Problem description: Please transcribe the data below exactly. Leave the pictures out.

Exercise materials:
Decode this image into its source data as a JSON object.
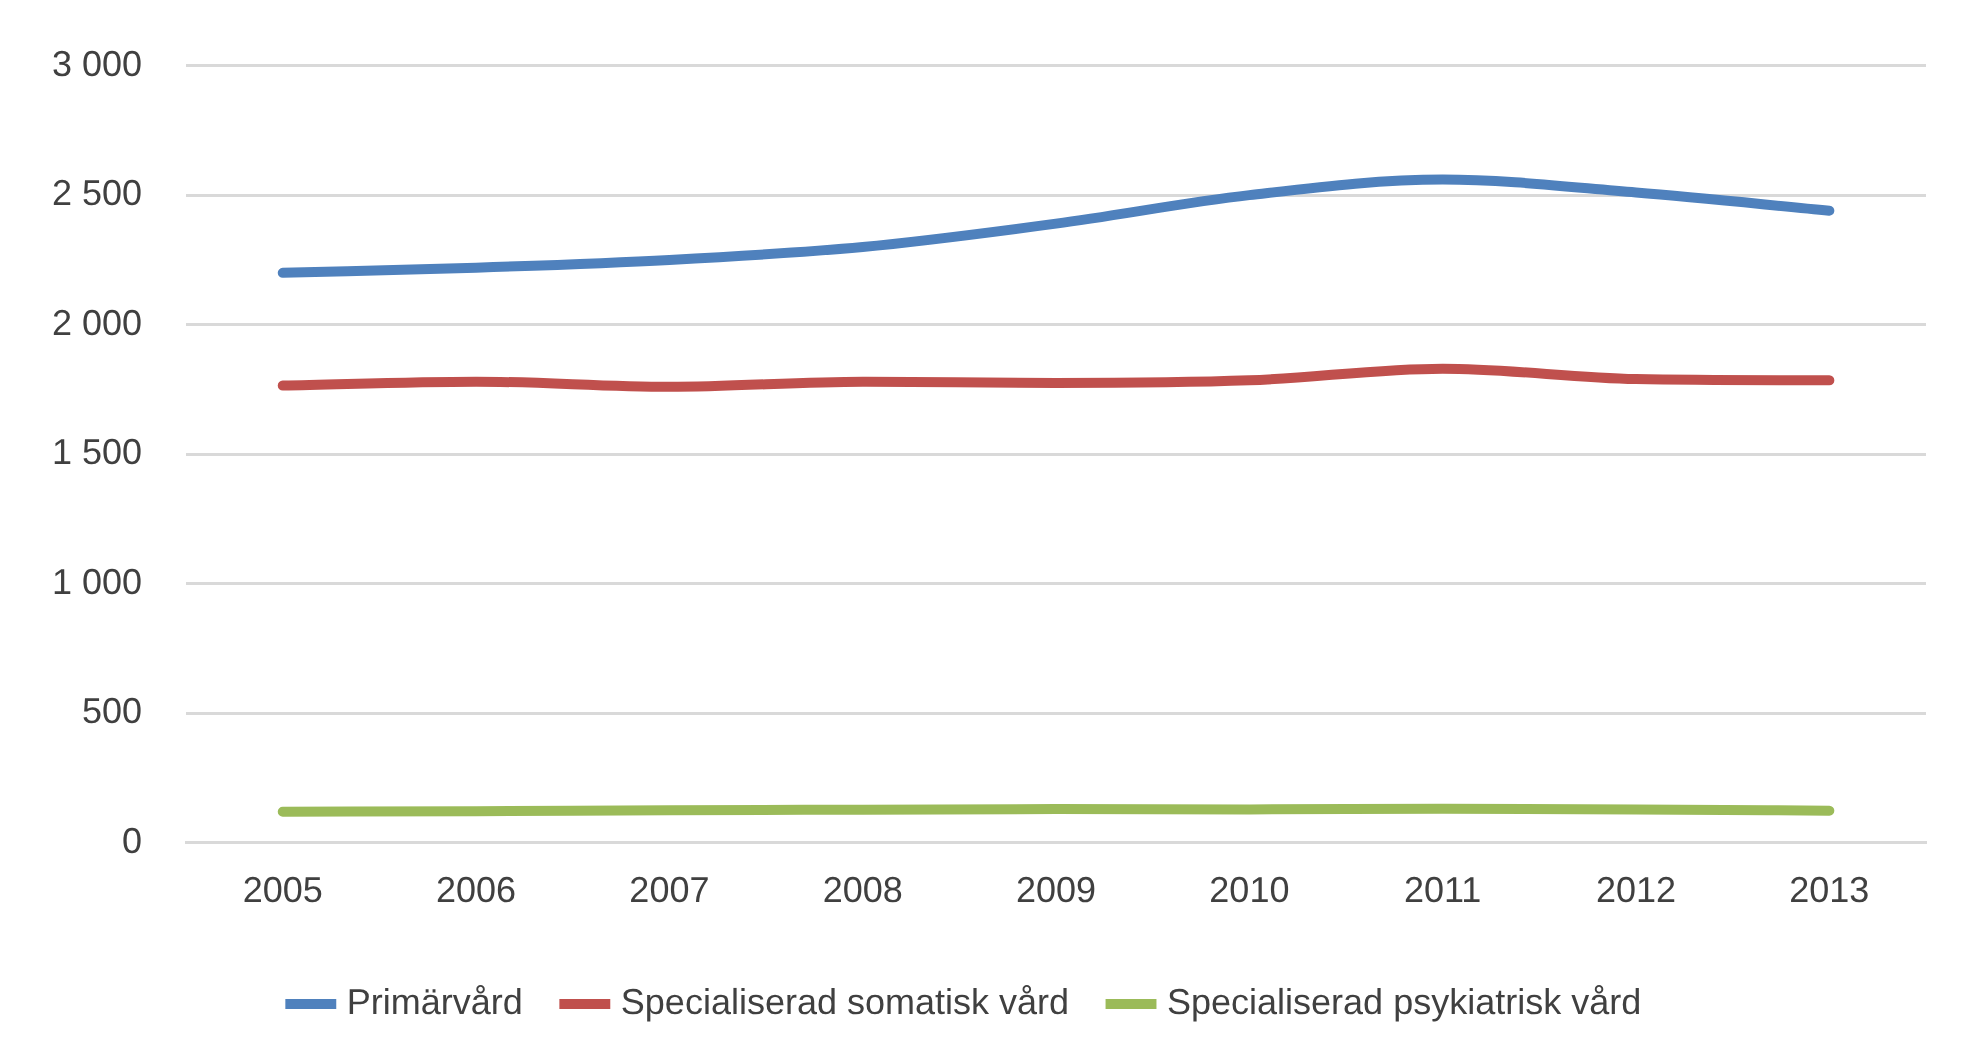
{
  "chart_data": {
    "type": "line",
    "categories": [
      "2005",
      "2006",
      "2007",
      "2008",
      "2009",
      "2010",
      "2011",
      "2012",
      "2013"
    ],
    "series": [
      {
        "name": "Primärvård",
        "color": "#4f81bd",
        "values": [
          2200,
          2220,
          2250,
          2300,
          2390,
          2500,
          2560,
          2510,
          2440
        ]
      },
      {
        "name": "Specialiserad somatisk vård",
        "color": "#c0504d",
        "values": [
          1765,
          1780,
          1760,
          1780,
          1775,
          1785,
          1830,
          1790,
          1785
        ]
      },
      {
        "name": "Specialiserad psykiatrisk vård",
        "color": "#9bbb59",
        "values": [
          120,
          122,
          126,
          128,
          130,
          129,
          131,
          129,
          124
        ]
      }
    ],
    "ylim": [
      0,
      3000
    ],
    "yticks": [
      0,
      500,
      {
        "value": 1000,
        "label": "1 000"
      },
      {
        "value": 1500,
        "label": "1 500"
      },
      {
        "value": 2000,
        "label": "2 000"
      },
      {
        "value": 2500,
        "label": "2 500"
      },
      {
        "value": 3000,
        "label": "3 000"
      }
    ],
    "grid": "y",
    "legend": "bottom",
    "marker": "none",
    "line_style": "solid"
  }
}
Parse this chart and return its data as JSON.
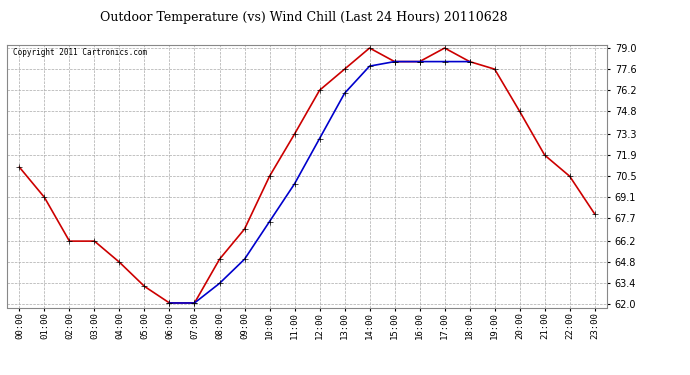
{
  "title": "Outdoor Temperature (vs) Wind Chill (Last 24 Hours) 20110628",
  "copyright_text": "Copyright 2011 Cartronics.com",
  "background_color": "#ffffff",
  "plot_bg_color": "#ffffff",
  "grid_color": "#aaaaaa",
  "x_labels": [
    "00:00",
    "01:00",
    "02:00",
    "03:00",
    "04:00",
    "05:00",
    "06:00",
    "07:00",
    "08:00",
    "09:00",
    "10:00",
    "11:00",
    "12:00",
    "13:00",
    "14:00",
    "15:00",
    "16:00",
    "17:00",
    "18:00",
    "19:00",
    "20:00",
    "21:00",
    "22:00",
    "23:00"
  ],
  "y_ticks": [
    62.0,
    63.4,
    64.8,
    66.2,
    67.7,
    69.1,
    70.5,
    71.9,
    73.3,
    74.8,
    76.2,
    77.6,
    79.0
  ],
  "temp_color": "#cc0000",
  "windchill_color": "#0000cc",
  "marker": "+",
  "marker_size": 5,
  "line_width": 1.2,
  "temp_data": [
    71.1,
    69.1,
    66.2,
    66.2,
    64.8,
    63.2,
    62.1,
    62.1,
    65.0,
    67.0,
    70.5,
    73.3,
    76.2,
    77.6,
    79.0,
    78.1,
    78.1,
    79.0,
    78.1,
    77.6,
    74.8,
    71.9,
    70.5,
    68.0
  ],
  "windchill_data": [
    null,
    null,
    null,
    null,
    null,
    null,
    62.1,
    62.1,
    63.4,
    65.0,
    67.5,
    70.0,
    73.0,
    76.0,
    77.8,
    78.1,
    78.1,
    78.1,
    78.1,
    null,
    null,
    null,
    null,
    null
  ],
  "figwidth": 6.9,
  "figheight": 3.75,
  "dpi": 100
}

The answer:
Decode this image into its source data as a JSON object.
{
  "chart_data": {
    "type": "line",
    "categories": [
      "2005",
      "2006",
      "2007",
      "2008",
      "2009",
      "2010",
      "2011",
      "2012",
      "2013"
    ],
    "series": [
      {
        "name": "Primärvård",
        "color": "#4f81bd",
        "values": [
          2200,
          2220,
          2250,
          2300,
          2390,
          2500,
          2560,
          2510,
          2440
        ]
      },
      {
        "name": "Specialiserad somatisk vård",
        "color": "#c0504d",
        "values": [
          1765,
          1780,
          1760,
          1780,
          1775,
          1785,
          1830,
          1790,
          1785
        ]
      },
      {
        "name": "Specialiserad psykiatrisk vård",
        "color": "#9bbb59",
        "values": [
          120,
          122,
          126,
          128,
          130,
          129,
          131,
          129,
          124
        ]
      }
    ],
    "ylim": [
      0,
      3000
    ],
    "yticks": [
      0,
      500,
      {
        "value": 1000,
        "label": "1 000"
      },
      {
        "value": 1500,
        "label": "1 500"
      },
      {
        "value": 2000,
        "label": "2 000"
      },
      {
        "value": 2500,
        "label": "2 500"
      },
      {
        "value": 3000,
        "label": "3 000"
      }
    ],
    "grid": "y",
    "legend": "bottom",
    "marker": "none",
    "line_style": "solid"
  }
}
Parse this chart and return its data as JSON.
{
  "title": "Outdoor Temperature (vs) Wind Chill (Last 24 Hours) 20110628",
  "copyright_text": "Copyright 2011 Cartronics.com",
  "background_color": "#ffffff",
  "plot_bg_color": "#ffffff",
  "grid_color": "#aaaaaa",
  "x_labels": [
    "00:00",
    "01:00",
    "02:00",
    "03:00",
    "04:00",
    "05:00",
    "06:00",
    "07:00",
    "08:00",
    "09:00",
    "10:00",
    "11:00",
    "12:00",
    "13:00",
    "14:00",
    "15:00",
    "16:00",
    "17:00",
    "18:00",
    "19:00",
    "20:00",
    "21:00",
    "22:00",
    "23:00"
  ],
  "y_ticks": [
    62.0,
    63.4,
    64.8,
    66.2,
    67.7,
    69.1,
    70.5,
    71.9,
    73.3,
    74.8,
    76.2,
    77.6,
    79.0
  ],
  "temp_color": "#cc0000",
  "windchill_color": "#0000cc",
  "marker": "+",
  "marker_size": 5,
  "line_width": 1.2,
  "temp_data": [
    71.1,
    69.1,
    66.2,
    66.2,
    64.8,
    63.2,
    62.1,
    62.1,
    65.0,
    67.0,
    70.5,
    73.3,
    76.2,
    77.6,
    79.0,
    78.1,
    78.1,
    79.0,
    78.1,
    77.6,
    74.8,
    71.9,
    70.5,
    68.0
  ],
  "windchill_data": [
    null,
    null,
    null,
    null,
    null,
    null,
    62.1,
    62.1,
    63.4,
    65.0,
    67.5,
    70.0,
    73.0,
    76.0,
    77.8,
    78.1,
    78.1,
    78.1,
    78.1,
    null,
    null,
    null,
    null,
    null
  ],
  "figwidth": 6.9,
  "figheight": 3.75,
  "dpi": 100
}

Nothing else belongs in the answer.